(Records from a collection)
──────
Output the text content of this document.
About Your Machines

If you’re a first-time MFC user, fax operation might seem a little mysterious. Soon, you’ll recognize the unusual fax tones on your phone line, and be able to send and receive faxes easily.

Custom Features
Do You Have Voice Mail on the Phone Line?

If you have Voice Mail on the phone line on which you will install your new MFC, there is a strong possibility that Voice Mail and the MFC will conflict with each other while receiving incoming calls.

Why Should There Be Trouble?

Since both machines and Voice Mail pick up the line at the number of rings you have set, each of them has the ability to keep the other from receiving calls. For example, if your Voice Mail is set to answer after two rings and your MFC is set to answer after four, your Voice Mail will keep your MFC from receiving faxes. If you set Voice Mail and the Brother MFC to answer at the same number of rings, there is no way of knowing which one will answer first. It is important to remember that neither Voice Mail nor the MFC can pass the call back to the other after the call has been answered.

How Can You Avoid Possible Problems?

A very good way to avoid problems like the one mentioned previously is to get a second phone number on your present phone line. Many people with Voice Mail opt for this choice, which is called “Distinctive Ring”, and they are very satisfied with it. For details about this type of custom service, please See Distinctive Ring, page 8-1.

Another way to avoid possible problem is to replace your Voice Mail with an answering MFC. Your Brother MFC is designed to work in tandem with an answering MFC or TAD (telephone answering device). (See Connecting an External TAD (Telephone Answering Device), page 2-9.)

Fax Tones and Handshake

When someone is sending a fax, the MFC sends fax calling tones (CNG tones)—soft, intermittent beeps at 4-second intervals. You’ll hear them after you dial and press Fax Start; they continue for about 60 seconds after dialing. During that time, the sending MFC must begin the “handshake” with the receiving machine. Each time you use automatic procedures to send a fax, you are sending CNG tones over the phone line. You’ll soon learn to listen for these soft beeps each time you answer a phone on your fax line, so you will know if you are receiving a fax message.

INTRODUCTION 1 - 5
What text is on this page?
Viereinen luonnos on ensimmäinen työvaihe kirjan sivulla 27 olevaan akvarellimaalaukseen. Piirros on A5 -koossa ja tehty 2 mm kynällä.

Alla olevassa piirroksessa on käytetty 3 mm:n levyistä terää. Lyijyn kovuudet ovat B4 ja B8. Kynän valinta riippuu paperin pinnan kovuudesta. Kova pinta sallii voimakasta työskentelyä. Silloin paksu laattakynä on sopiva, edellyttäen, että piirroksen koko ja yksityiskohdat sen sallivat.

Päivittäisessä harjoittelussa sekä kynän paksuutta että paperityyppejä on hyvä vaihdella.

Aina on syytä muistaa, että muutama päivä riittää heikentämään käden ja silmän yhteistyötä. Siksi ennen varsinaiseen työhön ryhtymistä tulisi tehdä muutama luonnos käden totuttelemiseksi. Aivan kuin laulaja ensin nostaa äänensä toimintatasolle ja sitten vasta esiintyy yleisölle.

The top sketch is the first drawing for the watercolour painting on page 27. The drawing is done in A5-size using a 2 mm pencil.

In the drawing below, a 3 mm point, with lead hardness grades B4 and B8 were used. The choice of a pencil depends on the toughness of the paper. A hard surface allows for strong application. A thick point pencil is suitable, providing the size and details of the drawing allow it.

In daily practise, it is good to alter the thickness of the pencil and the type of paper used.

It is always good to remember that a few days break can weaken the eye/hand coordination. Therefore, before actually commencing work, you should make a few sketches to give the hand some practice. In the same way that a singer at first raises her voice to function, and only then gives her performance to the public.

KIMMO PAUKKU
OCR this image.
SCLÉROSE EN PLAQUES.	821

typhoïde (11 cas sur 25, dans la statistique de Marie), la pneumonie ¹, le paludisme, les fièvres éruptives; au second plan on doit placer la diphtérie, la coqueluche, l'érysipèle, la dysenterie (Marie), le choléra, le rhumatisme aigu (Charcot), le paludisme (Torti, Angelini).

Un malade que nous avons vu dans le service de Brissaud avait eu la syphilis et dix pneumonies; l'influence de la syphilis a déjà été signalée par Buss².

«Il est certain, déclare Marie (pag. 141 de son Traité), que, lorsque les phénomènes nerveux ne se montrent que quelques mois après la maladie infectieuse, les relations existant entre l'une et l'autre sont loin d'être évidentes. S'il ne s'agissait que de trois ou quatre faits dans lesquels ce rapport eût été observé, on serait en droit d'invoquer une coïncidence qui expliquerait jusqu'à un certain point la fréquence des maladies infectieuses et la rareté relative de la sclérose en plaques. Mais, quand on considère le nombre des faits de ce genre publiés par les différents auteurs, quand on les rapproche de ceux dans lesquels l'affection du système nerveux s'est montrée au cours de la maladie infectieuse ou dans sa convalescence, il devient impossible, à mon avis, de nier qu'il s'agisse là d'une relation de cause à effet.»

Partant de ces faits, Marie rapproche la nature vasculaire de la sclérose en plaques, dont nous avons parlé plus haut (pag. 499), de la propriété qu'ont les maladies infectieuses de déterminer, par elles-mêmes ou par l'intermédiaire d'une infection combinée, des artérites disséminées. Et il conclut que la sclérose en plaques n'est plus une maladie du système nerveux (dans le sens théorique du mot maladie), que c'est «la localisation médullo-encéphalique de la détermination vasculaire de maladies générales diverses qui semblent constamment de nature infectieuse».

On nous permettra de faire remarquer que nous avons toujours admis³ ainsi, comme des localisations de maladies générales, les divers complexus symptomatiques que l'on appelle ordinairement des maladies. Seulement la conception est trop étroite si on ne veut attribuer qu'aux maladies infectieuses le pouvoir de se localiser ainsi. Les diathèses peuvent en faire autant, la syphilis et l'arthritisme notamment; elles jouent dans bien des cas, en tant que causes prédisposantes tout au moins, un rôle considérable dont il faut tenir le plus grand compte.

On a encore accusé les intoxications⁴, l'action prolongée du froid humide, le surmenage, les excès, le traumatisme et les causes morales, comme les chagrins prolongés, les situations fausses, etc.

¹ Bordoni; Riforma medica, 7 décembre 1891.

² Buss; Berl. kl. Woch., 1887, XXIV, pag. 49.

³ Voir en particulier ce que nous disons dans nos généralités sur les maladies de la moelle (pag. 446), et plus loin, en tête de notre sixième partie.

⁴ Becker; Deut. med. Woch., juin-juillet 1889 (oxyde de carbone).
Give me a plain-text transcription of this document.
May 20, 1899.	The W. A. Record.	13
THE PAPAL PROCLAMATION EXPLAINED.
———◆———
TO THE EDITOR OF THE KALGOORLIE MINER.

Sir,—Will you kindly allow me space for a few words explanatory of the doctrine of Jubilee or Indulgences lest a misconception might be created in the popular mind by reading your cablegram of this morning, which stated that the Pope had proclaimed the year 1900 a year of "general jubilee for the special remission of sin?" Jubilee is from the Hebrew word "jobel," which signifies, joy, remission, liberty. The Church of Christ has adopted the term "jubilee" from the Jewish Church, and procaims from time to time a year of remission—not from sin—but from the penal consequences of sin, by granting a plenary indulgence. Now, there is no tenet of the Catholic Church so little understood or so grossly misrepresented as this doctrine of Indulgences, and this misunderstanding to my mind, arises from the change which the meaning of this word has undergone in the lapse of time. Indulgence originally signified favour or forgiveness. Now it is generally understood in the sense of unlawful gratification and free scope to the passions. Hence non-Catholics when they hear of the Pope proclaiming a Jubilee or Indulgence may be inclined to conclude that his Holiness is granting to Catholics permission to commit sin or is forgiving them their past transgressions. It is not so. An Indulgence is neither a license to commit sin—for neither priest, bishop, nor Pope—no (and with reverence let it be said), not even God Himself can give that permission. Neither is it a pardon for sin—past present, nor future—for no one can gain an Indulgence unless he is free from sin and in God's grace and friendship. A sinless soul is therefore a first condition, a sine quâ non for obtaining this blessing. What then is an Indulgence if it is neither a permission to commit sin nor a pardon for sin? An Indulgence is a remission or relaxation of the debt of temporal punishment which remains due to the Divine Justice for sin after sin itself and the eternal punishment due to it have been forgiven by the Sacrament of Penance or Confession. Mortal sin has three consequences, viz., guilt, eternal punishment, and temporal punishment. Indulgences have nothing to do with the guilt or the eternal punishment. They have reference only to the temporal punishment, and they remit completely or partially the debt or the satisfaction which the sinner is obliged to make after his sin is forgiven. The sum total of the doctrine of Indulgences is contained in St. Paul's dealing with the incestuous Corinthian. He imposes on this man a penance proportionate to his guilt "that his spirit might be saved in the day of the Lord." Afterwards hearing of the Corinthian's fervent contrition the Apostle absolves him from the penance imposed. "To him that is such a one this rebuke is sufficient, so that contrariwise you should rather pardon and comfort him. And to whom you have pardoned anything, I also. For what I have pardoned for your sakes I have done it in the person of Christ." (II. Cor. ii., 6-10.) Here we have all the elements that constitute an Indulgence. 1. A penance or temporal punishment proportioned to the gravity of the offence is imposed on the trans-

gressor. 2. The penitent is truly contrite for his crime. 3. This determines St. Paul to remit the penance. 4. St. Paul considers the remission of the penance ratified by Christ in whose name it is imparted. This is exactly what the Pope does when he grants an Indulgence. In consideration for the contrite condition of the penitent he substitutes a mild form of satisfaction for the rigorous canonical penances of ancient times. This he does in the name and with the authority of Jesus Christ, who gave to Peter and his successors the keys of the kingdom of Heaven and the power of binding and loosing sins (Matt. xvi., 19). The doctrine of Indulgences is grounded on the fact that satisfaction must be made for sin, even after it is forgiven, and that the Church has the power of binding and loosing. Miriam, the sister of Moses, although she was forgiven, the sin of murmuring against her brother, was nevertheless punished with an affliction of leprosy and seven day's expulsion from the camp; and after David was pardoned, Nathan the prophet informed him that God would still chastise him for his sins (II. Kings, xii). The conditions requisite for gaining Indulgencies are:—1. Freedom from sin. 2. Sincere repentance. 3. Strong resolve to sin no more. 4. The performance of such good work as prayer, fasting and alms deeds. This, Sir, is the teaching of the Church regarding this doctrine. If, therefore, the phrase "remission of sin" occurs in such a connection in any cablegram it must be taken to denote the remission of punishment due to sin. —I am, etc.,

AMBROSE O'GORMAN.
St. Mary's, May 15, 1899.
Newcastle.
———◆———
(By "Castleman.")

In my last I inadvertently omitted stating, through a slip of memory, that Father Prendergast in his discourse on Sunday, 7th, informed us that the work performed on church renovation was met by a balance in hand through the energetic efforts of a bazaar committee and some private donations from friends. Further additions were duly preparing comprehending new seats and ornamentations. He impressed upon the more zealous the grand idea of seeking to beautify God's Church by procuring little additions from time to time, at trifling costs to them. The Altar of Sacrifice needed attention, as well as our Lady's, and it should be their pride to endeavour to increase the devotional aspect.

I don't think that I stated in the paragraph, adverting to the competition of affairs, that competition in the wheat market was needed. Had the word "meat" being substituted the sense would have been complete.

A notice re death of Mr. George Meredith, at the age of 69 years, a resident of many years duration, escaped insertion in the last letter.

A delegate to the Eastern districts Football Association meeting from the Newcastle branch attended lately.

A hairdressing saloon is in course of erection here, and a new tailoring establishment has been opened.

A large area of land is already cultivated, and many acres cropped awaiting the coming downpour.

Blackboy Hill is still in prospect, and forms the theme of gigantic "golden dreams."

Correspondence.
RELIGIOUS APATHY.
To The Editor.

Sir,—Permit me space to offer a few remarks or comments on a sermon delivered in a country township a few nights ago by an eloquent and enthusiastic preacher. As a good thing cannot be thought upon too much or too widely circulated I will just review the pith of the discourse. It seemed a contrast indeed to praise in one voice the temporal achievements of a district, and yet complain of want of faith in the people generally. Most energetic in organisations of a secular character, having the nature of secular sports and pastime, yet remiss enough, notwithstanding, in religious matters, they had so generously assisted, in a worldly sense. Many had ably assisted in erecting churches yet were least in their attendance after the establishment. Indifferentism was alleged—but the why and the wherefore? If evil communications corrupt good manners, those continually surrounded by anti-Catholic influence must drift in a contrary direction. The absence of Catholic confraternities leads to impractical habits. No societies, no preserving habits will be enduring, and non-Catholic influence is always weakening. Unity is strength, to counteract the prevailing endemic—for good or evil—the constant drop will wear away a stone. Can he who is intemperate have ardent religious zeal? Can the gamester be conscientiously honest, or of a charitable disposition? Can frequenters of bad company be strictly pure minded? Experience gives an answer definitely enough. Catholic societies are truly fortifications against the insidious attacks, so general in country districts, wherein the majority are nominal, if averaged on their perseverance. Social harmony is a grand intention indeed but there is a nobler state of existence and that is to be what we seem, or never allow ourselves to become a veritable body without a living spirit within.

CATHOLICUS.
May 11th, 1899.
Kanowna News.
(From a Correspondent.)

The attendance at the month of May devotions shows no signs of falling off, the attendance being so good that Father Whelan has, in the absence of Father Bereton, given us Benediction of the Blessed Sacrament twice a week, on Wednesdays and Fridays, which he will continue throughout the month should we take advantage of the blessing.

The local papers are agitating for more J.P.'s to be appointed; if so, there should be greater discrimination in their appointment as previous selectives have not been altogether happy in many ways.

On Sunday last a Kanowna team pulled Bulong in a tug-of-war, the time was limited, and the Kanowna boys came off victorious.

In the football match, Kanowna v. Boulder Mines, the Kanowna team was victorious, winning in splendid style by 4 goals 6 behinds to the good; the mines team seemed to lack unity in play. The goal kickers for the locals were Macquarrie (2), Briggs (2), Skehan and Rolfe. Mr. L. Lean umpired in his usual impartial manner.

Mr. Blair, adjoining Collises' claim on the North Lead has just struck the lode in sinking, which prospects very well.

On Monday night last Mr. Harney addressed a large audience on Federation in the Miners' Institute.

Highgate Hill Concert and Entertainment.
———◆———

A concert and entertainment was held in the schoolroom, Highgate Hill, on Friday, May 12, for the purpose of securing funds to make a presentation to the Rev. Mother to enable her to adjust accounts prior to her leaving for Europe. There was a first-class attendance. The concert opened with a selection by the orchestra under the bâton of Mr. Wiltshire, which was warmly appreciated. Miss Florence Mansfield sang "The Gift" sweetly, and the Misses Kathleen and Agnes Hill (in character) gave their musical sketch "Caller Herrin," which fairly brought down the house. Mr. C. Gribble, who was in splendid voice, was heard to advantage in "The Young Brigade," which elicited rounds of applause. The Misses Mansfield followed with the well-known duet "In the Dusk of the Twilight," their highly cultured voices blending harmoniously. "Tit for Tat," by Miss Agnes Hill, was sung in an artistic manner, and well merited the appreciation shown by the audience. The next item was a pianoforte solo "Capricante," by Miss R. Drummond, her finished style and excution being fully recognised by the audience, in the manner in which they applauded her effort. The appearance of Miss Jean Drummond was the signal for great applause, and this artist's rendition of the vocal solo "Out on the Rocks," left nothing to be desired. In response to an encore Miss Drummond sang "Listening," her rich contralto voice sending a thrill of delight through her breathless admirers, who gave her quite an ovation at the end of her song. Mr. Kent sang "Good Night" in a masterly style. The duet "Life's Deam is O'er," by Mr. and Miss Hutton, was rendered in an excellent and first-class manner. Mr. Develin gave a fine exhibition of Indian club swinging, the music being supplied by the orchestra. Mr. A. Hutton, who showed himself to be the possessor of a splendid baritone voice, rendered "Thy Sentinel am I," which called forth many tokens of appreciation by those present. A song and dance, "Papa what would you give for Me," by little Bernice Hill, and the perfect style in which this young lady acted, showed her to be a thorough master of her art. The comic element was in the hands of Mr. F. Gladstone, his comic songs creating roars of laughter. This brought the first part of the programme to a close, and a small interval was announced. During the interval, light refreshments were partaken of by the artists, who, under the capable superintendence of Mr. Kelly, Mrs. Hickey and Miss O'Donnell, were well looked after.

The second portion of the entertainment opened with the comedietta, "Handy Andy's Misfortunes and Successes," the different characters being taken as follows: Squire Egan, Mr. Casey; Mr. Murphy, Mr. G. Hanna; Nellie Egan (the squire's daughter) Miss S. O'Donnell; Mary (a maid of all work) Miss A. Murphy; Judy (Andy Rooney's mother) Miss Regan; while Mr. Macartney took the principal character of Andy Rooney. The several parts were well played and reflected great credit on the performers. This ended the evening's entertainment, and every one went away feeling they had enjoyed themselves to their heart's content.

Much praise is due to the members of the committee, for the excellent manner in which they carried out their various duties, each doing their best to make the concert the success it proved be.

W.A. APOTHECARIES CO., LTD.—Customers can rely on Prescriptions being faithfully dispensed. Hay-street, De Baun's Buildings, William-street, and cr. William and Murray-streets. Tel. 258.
──────
Look over the records above and copy each line that includes the string "size".

The top sketch is the first drawing for the watercolour painting on page 27. The drawing is done in A5-size using a 2 mm pencil.
In the drawing below, a 3 mm point, with lead hardness grades B4 and B8 were used. The choice of a pencil depends on the toughness of the paper. A hard surface allows for strong application. A thick point pencil is suitable, providing the size and details of the drawing allow it.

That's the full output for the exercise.